» Texte à lire

####################

Une perspective anthropologique, axée sur le fonctionnement interne et quotidien de la juridiction administrative, qui observe, si j’ose dire, « le juge administratif en marche », une telle perspective ne peut que, sinon disqualifier, du moins faire émerger avec de sérieuses précautions l’idée qu’existerait un « nouveau procès administratif », marquant une discontinuité, une rupture avec le procès « ancien ».

Et pourtant, chacun le voit, le procès administratif est aujourd’hui différent d’hier. Ainsi que le disait le professeur Chapus en 1998, en ouverture de la journée d’études organisée par le Conseil d’Etat intitulée « Evolutions et révolutions du contentieux administratif » : « Depuis quelques années, on nous a beaucoup changé […] notre justice administrative […] il ne s’est pas agi simplement de remaniements limités, de progressions mesurées et d’innovations prudentes […] il y a eu institution d’un nouveau juge administratif »[xi]. Ce sont ces points que je souhaiterais maintenant aborder. Je le ferai toutefois sans développer trop avant certains sujets, au risque de déflorer la thématique qui sera traitée ce matin.

####################

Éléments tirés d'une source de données
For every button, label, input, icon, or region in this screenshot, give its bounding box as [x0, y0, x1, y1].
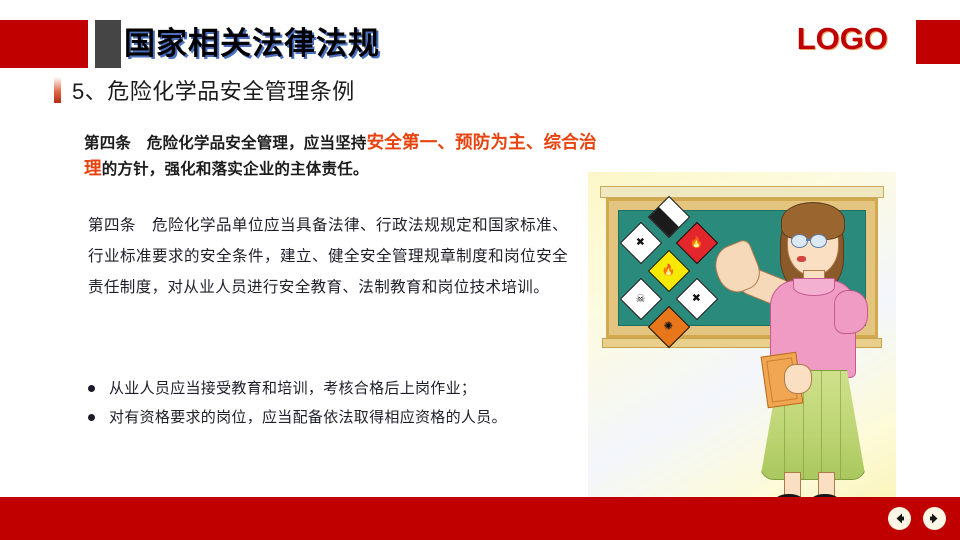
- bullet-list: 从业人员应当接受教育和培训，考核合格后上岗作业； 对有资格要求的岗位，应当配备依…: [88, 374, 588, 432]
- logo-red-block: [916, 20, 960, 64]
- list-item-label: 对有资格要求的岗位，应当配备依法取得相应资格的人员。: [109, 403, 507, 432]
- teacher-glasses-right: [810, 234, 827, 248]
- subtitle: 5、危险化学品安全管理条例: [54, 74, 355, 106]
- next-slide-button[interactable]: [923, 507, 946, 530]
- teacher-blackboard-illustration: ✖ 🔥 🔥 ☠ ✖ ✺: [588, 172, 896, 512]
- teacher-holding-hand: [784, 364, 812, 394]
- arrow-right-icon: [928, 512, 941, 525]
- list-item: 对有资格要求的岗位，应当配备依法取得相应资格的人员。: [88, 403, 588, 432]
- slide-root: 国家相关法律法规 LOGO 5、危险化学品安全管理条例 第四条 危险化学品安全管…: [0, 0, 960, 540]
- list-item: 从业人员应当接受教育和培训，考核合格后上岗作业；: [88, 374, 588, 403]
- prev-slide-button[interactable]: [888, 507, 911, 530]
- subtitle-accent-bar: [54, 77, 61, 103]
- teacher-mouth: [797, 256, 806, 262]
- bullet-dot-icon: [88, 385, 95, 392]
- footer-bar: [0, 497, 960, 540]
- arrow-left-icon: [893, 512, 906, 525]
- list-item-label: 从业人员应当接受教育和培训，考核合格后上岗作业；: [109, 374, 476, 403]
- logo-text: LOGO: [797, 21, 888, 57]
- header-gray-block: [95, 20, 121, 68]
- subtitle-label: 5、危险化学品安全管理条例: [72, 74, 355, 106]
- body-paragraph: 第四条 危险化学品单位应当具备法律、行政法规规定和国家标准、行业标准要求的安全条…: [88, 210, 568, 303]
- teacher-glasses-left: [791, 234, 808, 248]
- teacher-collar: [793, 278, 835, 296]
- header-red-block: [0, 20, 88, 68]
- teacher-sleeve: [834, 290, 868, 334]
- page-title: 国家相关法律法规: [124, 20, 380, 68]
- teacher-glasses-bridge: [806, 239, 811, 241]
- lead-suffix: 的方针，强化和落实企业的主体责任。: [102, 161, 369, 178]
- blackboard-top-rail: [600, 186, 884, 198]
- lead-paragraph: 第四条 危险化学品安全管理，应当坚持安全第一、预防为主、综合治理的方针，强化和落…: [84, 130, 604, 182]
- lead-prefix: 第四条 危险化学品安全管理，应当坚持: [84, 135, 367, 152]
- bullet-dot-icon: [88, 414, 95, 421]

####################

» Tâches demandées
[A] Pouvez-vous recopier mot pour mot le passage du texte sur le procès administratif qui va de « Et pourtant, chacun » à « traitée ce matin. » ?
[B] Renvoyez à l'identique les lignes du listing, de la ligne contenant « - bullet-list: 从业人员应当接受教育和培训，考核合格后上岗作业； » jusqu'à la dernière ligne du listing, toutes deux incluses.
Le texte et le listing proviennent de sources distinctes.

» Réponses
[A]
Et pourtant, chacun le voit, le procès administratif est aujourd’hui différent d’hier. Ainsi que le disait le professeur Chapus en 1998, en ouverture de la journée d’études organisée par le Conseil d’Etat intitulée « Evolutions et révolutions du contentieux administratif » : « Depuis quelques années, on nous a beaucoup changé […] notre justice administrative […] il ne s’est pas agi simplement de remaniements limités, de progressions mesurées et d’innovations prudentes […] il y a eu institution d’un nouveau juge administratif »[xi]. Ce sont ces points que je souhaiterais maintenant aborder. Je le ferai toutefois sans développer trop avant certains sujets, au risque de déflorer la thématique qui sera traitée ce matin.

[B]
- bullet-list: 从业人员应当接受教育和培训，考核合格后上岗作业； 对有资格要求的岗位，应当配备依…: [88, 374, 588, 432]
- logo-red-block: [916, 20, 960, 64]
- list-item-label: 对有资格要求的岗位，应当配备依法取得相应资格的人员。: [109, 403, 507, 432]
- teacher-glasses-right: [810, 234, 827, 248]
- subtitle: 5、危险化学品安全管理条例: [54, 74, 355, 106]
- next-slide-button[interactable]: [923, 507, 946, 530]
- teacher-blackboard-illustration: ✖ 🔥 🔥 ☠ ✖ ✺: [588, 172, 896, 512]
- teacher-holding-hand: [784, 364, 812, 394]
- arrow-right-icon: [928, 512, 941, 525]
- list-item: 对有资格要求的岗位，应当配备依法取得相应资格的人员。: [88, 403, 588, 432]
- slide-root: 国家相关法律法规 LOGO 5、危险化学品安全管理条例 第四条 危险化学品安全管…: [0, 0, 960, 540]
- list-item: 从业人员应当接受教育和培训，考核合格后上岗作业；: [88, 374, 588, 403]
- prev-slide-button[interactable]: [888, 507, 911, 530]
- subtitle-accent-bar: [54, 77, 61, 103]
- teacher-mouth: [797, 256, 806, 262]
- bullet-dot-icon: [88, 385, 95, 392]
- footer-bar: [0, 497, 960, 540]
- arrow-left-icon: [893, 512, 906, 525]
- list-item-label: 从业人员应当接受教育和培训，考核合格后上岗作业；: [109, 374, 476, 403]
- logo-text: LOGO: [797, 21, 888, 57]
- header-gray-block: [95, 20, 121, 68]
- subtitle-label: 5、危险化学品安全管理条例: [72, 74, 355, 106]
- body-paragraph: 第四条 危险化学品单位应当具备法律、行政法规规定和国家标准、行业标准要求的安全条…: [88, 210, 568, 303]
- teacher-glasses-left: [791, 234, 808, 248]
- teacher-collar: [793, 278, 835, 296]
- header-red-block: [0, 20, 88, 68]
- teacher-sleeve: [834, 290, 868, 334]
- page-title: 国家相关法律法规: [124, 20, 380, 68]
- teacher-glasses-bridge: [806, 239, 811, 241]
- lead-suffix: 的方针，强化和落实企业的主体责任。: [102, 161, 369, 178]
- blackboard-top-rail: [600, 186, 884, 198]
- lead-paragraph: 第四条 危险化学品安全管理，应当坚持安全第一、预防为主、综合治理的方针，强化和落…: [84, 130, 604, 182]
- lead-prefix: 第四条 危险化学品安全管理，应当坚持: [84, 135, 367, 152]
- bullet-dot-icon: [88, 414, 95, 421]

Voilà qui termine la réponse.